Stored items
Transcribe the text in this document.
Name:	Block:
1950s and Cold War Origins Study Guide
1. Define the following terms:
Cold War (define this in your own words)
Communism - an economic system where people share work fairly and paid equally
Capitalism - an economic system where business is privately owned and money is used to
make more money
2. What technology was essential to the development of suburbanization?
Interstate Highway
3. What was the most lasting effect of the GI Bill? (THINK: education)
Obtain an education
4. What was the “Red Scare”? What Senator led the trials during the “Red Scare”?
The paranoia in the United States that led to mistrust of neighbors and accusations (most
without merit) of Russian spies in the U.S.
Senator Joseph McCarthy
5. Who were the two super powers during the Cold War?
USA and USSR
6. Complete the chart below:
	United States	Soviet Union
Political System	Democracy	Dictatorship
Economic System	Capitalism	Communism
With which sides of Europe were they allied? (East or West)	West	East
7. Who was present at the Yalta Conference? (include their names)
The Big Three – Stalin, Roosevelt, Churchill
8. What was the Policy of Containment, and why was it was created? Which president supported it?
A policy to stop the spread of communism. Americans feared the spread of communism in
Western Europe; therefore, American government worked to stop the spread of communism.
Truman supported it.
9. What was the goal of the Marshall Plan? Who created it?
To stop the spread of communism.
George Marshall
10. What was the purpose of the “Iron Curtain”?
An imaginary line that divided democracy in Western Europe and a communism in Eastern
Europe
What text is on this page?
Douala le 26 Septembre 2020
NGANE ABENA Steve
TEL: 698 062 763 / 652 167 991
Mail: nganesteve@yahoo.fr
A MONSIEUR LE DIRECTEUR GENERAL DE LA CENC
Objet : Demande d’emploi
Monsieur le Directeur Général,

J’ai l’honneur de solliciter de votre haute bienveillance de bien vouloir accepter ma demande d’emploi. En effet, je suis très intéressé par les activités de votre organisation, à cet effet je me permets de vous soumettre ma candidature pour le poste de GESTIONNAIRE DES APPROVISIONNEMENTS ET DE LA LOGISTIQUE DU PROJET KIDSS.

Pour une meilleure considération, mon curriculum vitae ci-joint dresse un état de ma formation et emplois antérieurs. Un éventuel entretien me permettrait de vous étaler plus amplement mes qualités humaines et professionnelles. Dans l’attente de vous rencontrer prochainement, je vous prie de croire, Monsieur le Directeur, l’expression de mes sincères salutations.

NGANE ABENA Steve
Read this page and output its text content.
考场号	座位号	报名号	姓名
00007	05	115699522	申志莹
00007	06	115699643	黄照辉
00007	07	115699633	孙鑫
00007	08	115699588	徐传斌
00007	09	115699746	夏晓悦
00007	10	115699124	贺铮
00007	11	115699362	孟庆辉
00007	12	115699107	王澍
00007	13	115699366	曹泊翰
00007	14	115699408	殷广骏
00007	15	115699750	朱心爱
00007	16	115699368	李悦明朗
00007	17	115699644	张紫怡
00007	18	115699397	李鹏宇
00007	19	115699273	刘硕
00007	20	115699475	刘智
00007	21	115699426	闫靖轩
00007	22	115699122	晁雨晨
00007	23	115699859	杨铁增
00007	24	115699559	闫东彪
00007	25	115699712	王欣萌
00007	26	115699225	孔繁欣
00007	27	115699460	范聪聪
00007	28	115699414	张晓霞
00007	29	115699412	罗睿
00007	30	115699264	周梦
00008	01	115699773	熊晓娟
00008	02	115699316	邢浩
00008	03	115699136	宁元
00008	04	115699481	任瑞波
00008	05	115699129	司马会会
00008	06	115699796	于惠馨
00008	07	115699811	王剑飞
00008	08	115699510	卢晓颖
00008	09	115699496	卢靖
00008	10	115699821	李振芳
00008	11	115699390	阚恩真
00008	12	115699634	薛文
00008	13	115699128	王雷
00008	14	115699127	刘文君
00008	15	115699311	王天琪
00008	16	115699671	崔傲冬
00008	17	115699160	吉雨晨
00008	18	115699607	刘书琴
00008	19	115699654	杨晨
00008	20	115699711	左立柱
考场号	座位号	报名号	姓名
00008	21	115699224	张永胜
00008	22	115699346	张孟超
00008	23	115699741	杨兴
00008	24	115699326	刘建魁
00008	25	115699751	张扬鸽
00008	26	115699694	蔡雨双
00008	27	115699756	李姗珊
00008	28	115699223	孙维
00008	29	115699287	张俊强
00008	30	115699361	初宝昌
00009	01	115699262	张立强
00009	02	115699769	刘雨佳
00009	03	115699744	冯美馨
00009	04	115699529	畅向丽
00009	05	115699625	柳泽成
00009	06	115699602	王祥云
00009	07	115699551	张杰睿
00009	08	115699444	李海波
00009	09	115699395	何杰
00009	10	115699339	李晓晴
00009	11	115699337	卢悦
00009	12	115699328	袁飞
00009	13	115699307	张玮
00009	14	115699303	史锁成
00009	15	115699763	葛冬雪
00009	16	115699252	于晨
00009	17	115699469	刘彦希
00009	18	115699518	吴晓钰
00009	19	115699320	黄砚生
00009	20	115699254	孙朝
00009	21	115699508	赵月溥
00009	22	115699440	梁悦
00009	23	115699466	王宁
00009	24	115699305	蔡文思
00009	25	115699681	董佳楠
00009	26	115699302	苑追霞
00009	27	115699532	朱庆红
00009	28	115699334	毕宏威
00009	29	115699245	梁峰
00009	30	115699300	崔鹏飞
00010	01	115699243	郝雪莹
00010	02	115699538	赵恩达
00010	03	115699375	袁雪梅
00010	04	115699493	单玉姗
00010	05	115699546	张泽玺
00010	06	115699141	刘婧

● **REQUEST**:
Locate all lines that include the word "this" and copy them out.

● **SOLVED PROBLEM**:
Transcribe the text in this document.
Cold War (define this in your own words)
What text is on this page?
Read this page and output its text content.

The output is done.